# Start of Data shown

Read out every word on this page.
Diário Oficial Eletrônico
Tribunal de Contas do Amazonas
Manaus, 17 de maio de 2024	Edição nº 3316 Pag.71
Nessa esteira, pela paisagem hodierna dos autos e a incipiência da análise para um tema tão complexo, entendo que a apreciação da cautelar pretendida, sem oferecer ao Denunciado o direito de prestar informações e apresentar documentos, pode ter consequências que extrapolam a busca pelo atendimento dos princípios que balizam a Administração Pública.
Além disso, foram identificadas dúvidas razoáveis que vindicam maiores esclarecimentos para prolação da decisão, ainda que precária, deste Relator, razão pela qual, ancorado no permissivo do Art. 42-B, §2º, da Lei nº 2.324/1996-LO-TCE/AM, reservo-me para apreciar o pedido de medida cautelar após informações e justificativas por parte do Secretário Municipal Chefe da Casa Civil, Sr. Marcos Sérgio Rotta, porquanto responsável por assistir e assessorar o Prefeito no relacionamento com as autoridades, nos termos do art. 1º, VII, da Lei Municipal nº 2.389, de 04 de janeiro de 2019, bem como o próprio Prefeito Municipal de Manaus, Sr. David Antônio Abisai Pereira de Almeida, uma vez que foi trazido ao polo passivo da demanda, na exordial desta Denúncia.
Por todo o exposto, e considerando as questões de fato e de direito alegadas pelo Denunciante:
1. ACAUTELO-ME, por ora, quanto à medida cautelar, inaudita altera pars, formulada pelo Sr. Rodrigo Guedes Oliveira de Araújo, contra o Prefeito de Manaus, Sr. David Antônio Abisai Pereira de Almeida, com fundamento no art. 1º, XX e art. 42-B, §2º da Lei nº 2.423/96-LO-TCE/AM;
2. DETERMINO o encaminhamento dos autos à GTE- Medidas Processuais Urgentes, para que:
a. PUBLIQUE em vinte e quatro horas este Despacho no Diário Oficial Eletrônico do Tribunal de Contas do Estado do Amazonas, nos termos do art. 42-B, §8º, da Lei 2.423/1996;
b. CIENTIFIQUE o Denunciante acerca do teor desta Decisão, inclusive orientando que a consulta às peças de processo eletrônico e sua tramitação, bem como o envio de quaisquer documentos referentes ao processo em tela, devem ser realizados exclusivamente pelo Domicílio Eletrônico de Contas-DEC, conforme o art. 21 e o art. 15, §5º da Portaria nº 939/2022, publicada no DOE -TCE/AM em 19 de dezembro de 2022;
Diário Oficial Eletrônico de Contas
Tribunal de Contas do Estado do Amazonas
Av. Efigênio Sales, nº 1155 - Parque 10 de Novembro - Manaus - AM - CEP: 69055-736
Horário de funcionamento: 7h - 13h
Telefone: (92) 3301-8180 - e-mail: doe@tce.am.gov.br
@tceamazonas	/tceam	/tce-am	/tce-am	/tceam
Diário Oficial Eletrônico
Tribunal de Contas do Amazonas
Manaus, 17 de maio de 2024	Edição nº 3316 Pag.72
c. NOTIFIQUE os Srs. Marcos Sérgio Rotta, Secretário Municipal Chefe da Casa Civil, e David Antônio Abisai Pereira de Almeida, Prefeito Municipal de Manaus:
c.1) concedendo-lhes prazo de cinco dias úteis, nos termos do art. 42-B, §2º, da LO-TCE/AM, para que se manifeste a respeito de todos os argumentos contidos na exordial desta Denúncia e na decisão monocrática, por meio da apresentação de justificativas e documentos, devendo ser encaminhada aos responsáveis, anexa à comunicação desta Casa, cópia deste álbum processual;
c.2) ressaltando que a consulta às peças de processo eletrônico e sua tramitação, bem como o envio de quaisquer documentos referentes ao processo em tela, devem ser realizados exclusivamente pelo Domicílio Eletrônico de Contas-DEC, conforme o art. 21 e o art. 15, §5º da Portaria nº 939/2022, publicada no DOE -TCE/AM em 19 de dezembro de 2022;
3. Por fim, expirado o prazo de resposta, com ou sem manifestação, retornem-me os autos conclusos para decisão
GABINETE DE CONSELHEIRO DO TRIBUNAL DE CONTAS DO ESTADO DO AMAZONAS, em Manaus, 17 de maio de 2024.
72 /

# End of Data shown

▸ **Exercise instructions**:
Select the lines that carry the string "Diário" and copy them.

▸ **Task output**:
Diário Oficial Eletrônico
a. PUBLIQUE em vinte e quatro horas este Despacho no Diário Oficial Eletrônico do Tribunal de Contas do Estado do Amazonas, nos termos do art. 42-B, §8º, da Lei 2.423/1996;
Diário Oficial Eletrônico de Contas
Diário Oficial Eletrônico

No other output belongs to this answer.